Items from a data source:
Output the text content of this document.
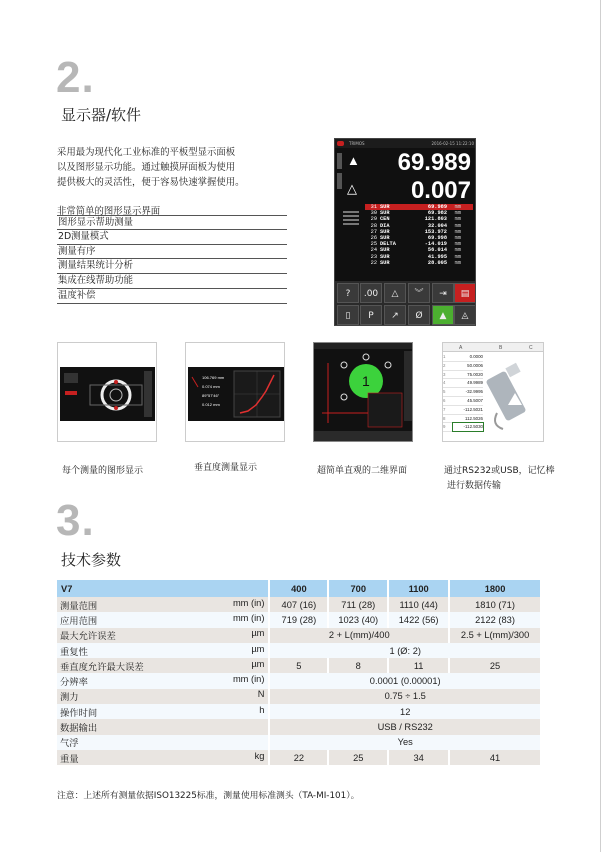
2.
显示器/软件
采用最为现代化工业标准的平板型显示面板
以及图形显示功能。通过触摸屏面板为使用
提供极大的灵活性，便于容易快速掌握使用。
非常简单的图形显示界面
图形显示帮助测量
2D测量模式
测量有序
测量结果统计分析
集成在线帮助功能
温度补偿
TRIMOS	2016-02-15 11:22:10
▲ 69.989
△ 0.007
31 SUR	69.989	mm
30 SUR	69.982	mm
29 CEN	121.803	mm
28 DIA	32.004	mm
27 SUR	153.972	mm
26 SUR	69.998	mm
25 DELTA	-14.019	mm
24 SUR	56.014	mm
23 SUR	41.995	mm
22 SUR	28.005	mm
?	.00	△	︾	⇥	▤
▯	P	↗	Ø	▲	◬
106.769 mm
0.074 mm
89°57'46"
0.012 mm
1
A	B	C
1	0.0000
2	50.0006
3	75.0020
4	49.9989
5	-32.9995
6	45.5007
7	-112.5021
8	112.5026
9	-112.5030
每个测量的图形显示	垂直度测量显示	超简单直观的二维界面	通过RS232或USB，记忆棒
进行数据传输
3.
技术参数
V7	400	700	1100	1800
测量范围 mm (in)	407 (16)	711 (28)	1110 (44)	1810 (71)
应用范围 mm (in)	719 (28)	1023 (40)	1422 (56)	2122 (83)
最大允许误差 µm	2 + L(mm)/400			2.5 + L(mm)/300
重复性 µm	1 (Ø: 2)			
垂直度允许最大误差 µm	5	8	11	25
分辨率 mm (in)	0.0001 (0.00001)			
测力 N	0.75 ÷ 1.5			
操作时间 h	12			
数据输出	USB / RS232			
气浮	Yes			
重量 kg	22	25	34	41
注意：上述所有测量依据ISO13225标准，测量使用标准测头（TA-MI-101）。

Task to complete: Make an exact copy of all the material, but keep the pictures out of it.

Finished answer:
Output the text content of this document.
2.
显示器/软件
采用最为现代化工业标准的平板型显示面板
以及图形显示功能。通过触摸屏面板为使用
提供极大的灵活性，便于容易快速掌握使用。
非常简单的图形显示界面
图形显示帮助测量
2D测量模式
测量有序
测量结果统计分析
集成在线帮助功能
温度补偿
TRIMOS	2016-02-15 11:22:10
▲ 69.989
△ 0.007
31 SUR	69.989	mm
30 SUR	69.982	mm
29 CEN	121.803	mm
28 DIA	32.004	mm
27 SUR	153.972	mm
26 SUR	69.998	mm
25 DELTA	-14.019	mm
24 SUR	56.014	mm
23 SUR	41.995	mm
22 SUR	28.005	mm
?	.00	△	︾	⇥	▤
▯	P	↗	Ø	▲	◬
106.769 mm
0.074 mm
89°57'46"
0.012 mm
1
A	B	C
1	0.0000
2	50.0006
3	75.0020
4	49.9989
5	-32.9995
6	45.5007
7	-112.5021
8	112.5026
9	-112.5030
每个测量的图形显示	垂直度测量显示	超简单直观的二维界面	通过RS232或USB，记忆棒
进行数据传输
3.
技术参数
V7	400	700	1100	1800
测量范围 mm (in)	407 (16)	711 (28)	1110 (44)	1810 (71)
应用范围 mm (in)	719 (28)	1023 (40)	1422 (56)	2122 (83)
最大允许误差 µm	2 + L(mm)/400			2.5 + L(mm)/300
重复性 µm	1 (Ø: 2)			
垂直度允许最大误差 µm	5	8	11	25
分辨率 mm (in)	0.0001 (0.00001)			
测力 N	0.75 ÷ 1.5			
操作时间 h	12			
数据输出	USB / RS232			
气浮	Yes			
重量 kg	22	25	34	41
注意：上述所有测量依据ISO13225标准，测量使用标准测头（TA-MI-101）。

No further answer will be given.